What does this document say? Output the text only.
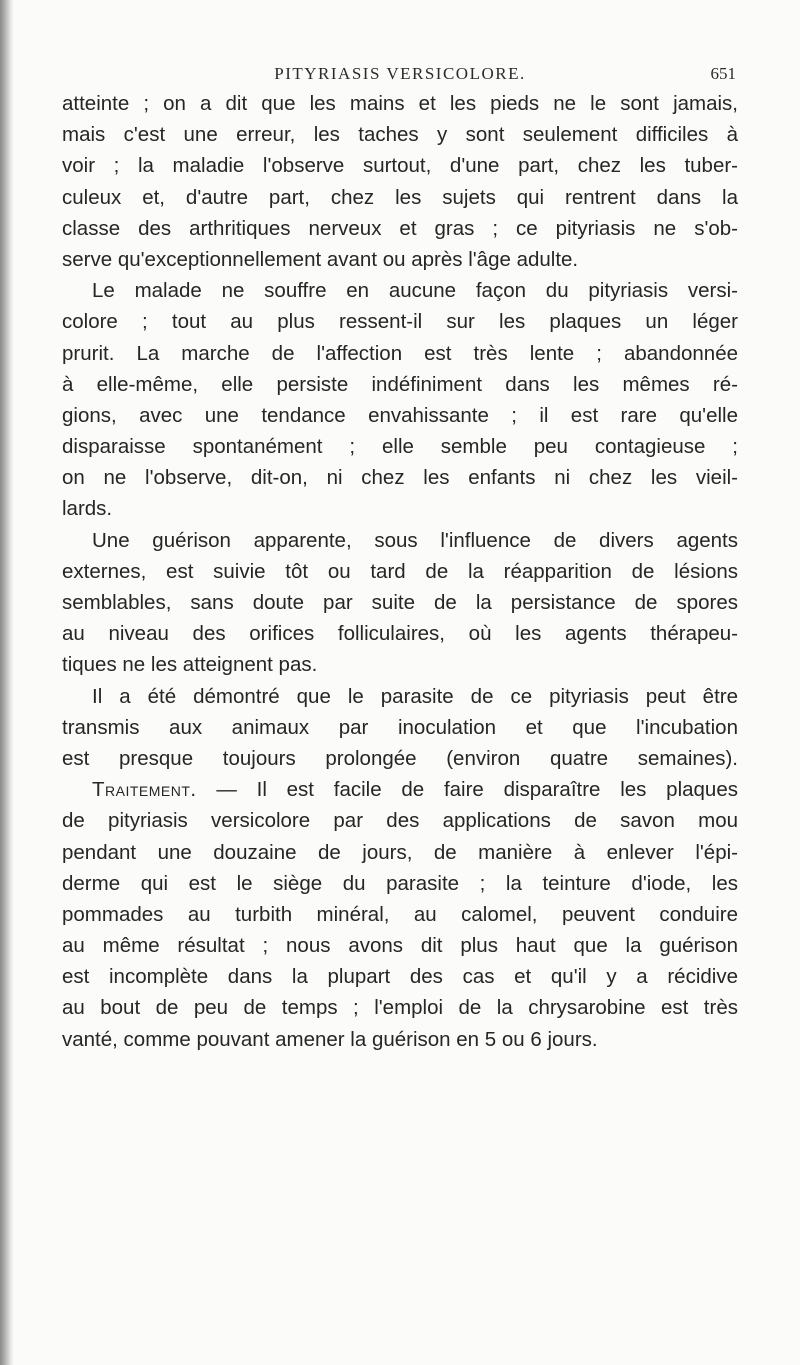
PITYRIASIS VERSICOLORE.	651
atteinte ; on a dit que les mains et les pieds ne le sont jamais,
mais c'est une erreur, les taches y sont seulement difficiles à
voir ; la maladie l'observe surtout, d'une part, chez les tuber-
culeux et, d'autre part, chez les sujets qui rentrent dans la
classe des arthritiques nerveux et gras ; ce pityriasis ne s'ob-
serve qu'exceptionnellement avant ou après l'âge adulte.
Le malade ne souffre en aucune façon du pityriasis versi-
colore ; tout au plus ressent-il sur les plaques un léger
prurit. La marche de l'affection est très lente ; abandonnée
à elle-même, elle persiste indéfiniment dans les mêmes ré-
gions, avec une tendance envahissante ; il est rare qu'elle
disparaisse spontanément ; elle semble peu contagieuse ;
on ne l'observe, dit-on, ni chez les enfants ni chez les vieil-
lards.
Une guérison apparente, sous l'influence de divers agents
externes, est suivie tôt ou tard de la réapparition de lésions
semblables, sans doute par suite de la persistance de spores
au niveau des orifices folliculaires, où les agents thérapeu-
tiques ne les atteignent pas.
Il a été démontré que le parasite de ce pityriasis peut être
transmis aux animaux par inoculation et que l'incubation
est presque toujours prolongée (environ quatre semaines).
Traitement. — Il est facile de faire disparaître les plaques
de pityriasis versicolore par des applications de savon mou
pendant une douzaine de jours, de manière à enlever l'épi-
derme qui est le siège du parasite ; la teinture d'iode, les
pommades au turbith minéral, au calomel, peuvent conduire
au même résultat ; nous avons dit plus haut que la guérison
est incomplète dans la plupart des cas et qu'il y a récidive
au bout de peu de temps ; l'emploi de la chrysarobine est très
vanté, comme pouvant amener la guérison en 5 ou 6 jours.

**WHAT THE TASK REQUIRES:**
Copy all lines from the entries that contain the word "parasite".

**CORRECT RESPONSE:**
Il a été démontré que le parasite de ce pityriasis peut être
derme qui est le siège du parasite ; la teinture d'iode, les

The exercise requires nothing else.